(Data entries)
═══
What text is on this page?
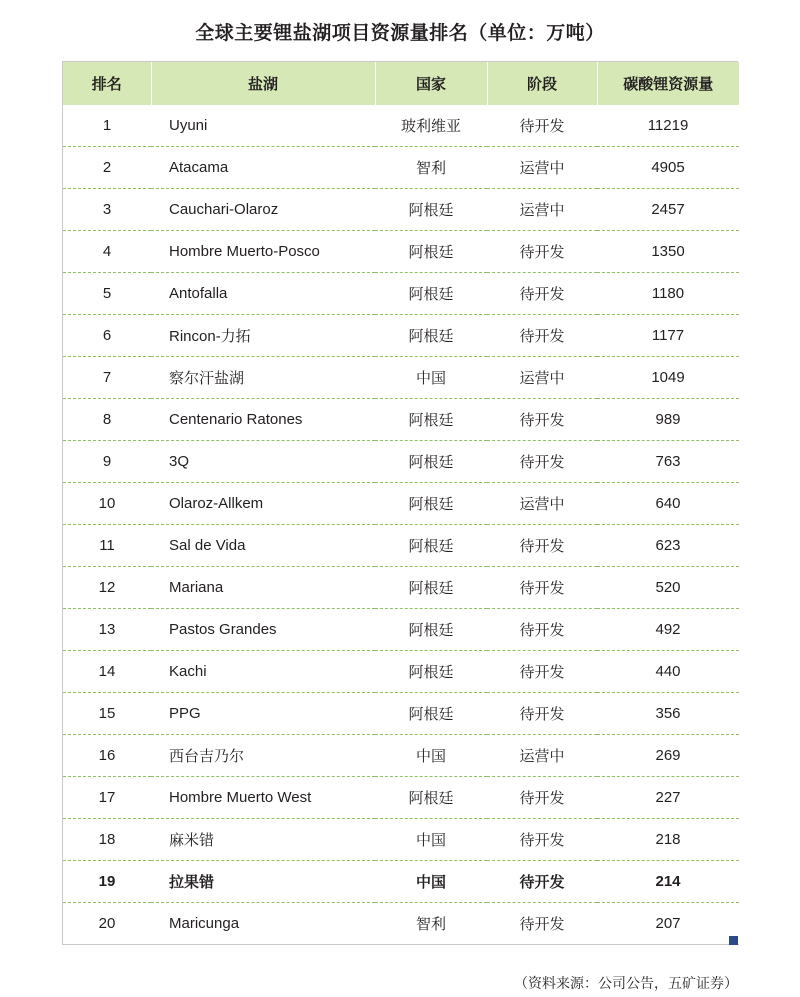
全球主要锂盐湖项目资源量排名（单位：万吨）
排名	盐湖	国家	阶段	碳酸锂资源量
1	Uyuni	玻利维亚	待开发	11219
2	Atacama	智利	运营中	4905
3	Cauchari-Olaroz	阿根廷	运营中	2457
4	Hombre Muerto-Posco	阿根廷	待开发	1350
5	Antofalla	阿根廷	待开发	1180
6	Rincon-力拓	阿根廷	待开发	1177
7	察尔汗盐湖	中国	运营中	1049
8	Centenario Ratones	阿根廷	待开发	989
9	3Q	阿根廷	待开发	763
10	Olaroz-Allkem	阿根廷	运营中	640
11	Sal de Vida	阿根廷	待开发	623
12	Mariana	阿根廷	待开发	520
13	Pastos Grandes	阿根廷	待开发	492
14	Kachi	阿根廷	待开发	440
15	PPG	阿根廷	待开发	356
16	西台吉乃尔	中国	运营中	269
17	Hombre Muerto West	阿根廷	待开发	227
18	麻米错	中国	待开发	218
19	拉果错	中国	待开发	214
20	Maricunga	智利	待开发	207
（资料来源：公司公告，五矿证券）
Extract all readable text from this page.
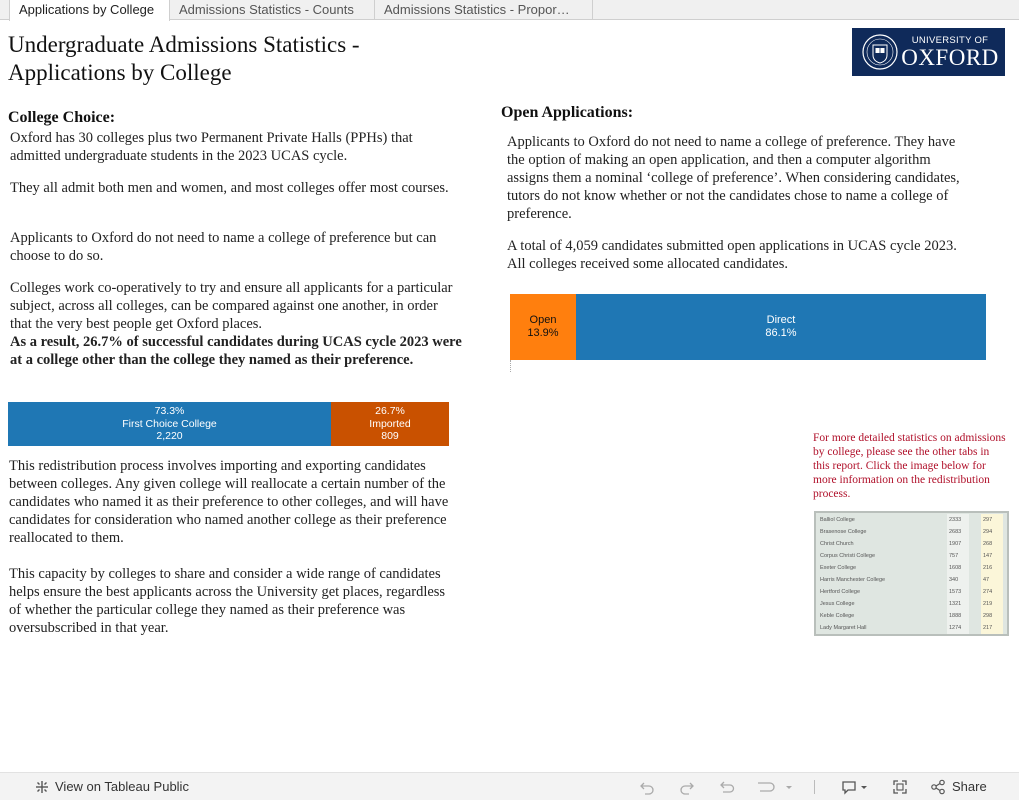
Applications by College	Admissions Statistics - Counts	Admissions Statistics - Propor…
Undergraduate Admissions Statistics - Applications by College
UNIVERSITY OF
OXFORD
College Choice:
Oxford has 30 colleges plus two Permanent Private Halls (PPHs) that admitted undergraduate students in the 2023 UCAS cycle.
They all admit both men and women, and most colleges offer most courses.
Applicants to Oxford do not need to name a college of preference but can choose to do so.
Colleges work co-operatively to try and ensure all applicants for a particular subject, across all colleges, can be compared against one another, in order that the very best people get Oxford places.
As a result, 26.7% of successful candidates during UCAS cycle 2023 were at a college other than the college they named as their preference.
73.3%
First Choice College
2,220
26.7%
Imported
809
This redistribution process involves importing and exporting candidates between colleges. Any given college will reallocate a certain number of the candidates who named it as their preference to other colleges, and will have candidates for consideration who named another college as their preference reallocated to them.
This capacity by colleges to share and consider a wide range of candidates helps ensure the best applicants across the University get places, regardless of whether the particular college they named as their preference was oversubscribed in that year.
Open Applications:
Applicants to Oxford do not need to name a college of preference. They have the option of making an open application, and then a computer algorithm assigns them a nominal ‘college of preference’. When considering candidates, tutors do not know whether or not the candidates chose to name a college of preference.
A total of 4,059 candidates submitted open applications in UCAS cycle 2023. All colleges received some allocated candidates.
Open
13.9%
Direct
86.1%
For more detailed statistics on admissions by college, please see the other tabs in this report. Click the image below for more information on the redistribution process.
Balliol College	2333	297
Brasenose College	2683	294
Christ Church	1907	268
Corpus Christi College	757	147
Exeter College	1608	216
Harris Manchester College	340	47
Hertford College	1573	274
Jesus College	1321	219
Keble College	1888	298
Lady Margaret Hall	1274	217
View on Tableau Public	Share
═══
**WHAT NEEDS TO BE DONE:** Output the data above without changes, apart from leaving out the pictures.

**CORRECT ANSWER:**
What text is on this page?
全球主要锂盐湖项目资源量排名（单位：万吨）
排名	盐湖	国家	阶段	碳酸锂资源量
1	Uyuni	玻利维亚	待开发	11219
2	Atacama	智利	运营中	4905
3	Cauchari-Olaroz	阿根廷	运营中	2457
4	Hombre Muerto-Posco	阿根廷	待开发	1350
5	Antofalla	阿根廷	待开发	1180
6	Rincon-力拓	阿根廷	待开发	1177
7	察尔汗盐湖	中国	运营中	1049
8	Centenario Ratones	阿根廷	待开发	989
9	3Q	阿根廷	待开发	763
10	Olaroz-Allkem	阿根廷	运营中	640
11	Sal de Vida	阿根廷	待开发	623
12	Mariana	阿根廷	待开发	520
13	Pastos Grandes	阿根廷	待开发	492
14	Kachi	阿根廷	待开发	440
15	PPG	阿根廷	待开发	356
16	西台吉乃尔	中国	运营中	269
17	Hombre Muerto West	阿根廷	待开发	227
18	麻米错	中国	待开发	218
19	拉果错	中国	待开发	214
20	Maricunga	智利	待开发	207
（资料来源：公司公告，五矿证券）
Extract all readable text from this page.
Applications by College	Admissions Statistics - Counts	Admissions Statistics - Propor…
Undergraduate Admissions Statistics - Applications by College
UNIVERSITY OF
OXFORD
College Choice:
Oxford has 30 colleges plus two Permanent Private Halls (PPHs) that admitted undergraduate students in the 2023 UCAS cycle.
They all admit both men and women, and most colleges offer most courses.
Applicants to Oxford do not need to name a college of preference but can choose to do so.
Colleges work co-operatively to try and ensure all applicants for a particular subject, across all colleges, can be compared against one another, in order that the very best people get Oxford places.
As a result, 26.7% of successful candidates during UCAS cycle 2023 were at a college other than the college they named as their preference.
73.3%
First Choice College
2,220
26.7%
Imported
809
This redistribution process involves importing and exporting candidates between colleges. Any given college will reallocate a certain number of the candidates who named it as their preference to other colleges, and will have candidates for consideration who named another college as their preference reallocated to them.
This capacity by colleges to share and consider a wide range of candidates helps ensure the best applicants across the University get places, regardless of whether the particular college they named as their preference was oversubscribed in that year.
Open Applications:
Applicants to Oxford do not need to name a college of preference. They have the option of making an open application, and then a computer algorithm assigns them a nominal ‘college of preference’. When considering candidates, tutors do not know whether or not the candidates chose to name a college of preference.
A total of 4,059 candidates submitted open applications in UCAS cycle 2023. All colleges received some allocated candidates.
Open
13.9%
Direct
86.1%
For more detailed statistics on admissions by college, please see the other tabs in this report. Click the image below for more information on the redistribution process.
Balliol College	2333	297
Brasenose College	2683	294
Christ Church	1907	268
Corpus Christi College	757	147
Exeter College	1608	216
Harris Manchester College	340	47
Hertford College	1573	274
Jesus College	1321	219
Keble College	1888	298
Lady Margaret Hall	1274	217
View on Tableau Public	Share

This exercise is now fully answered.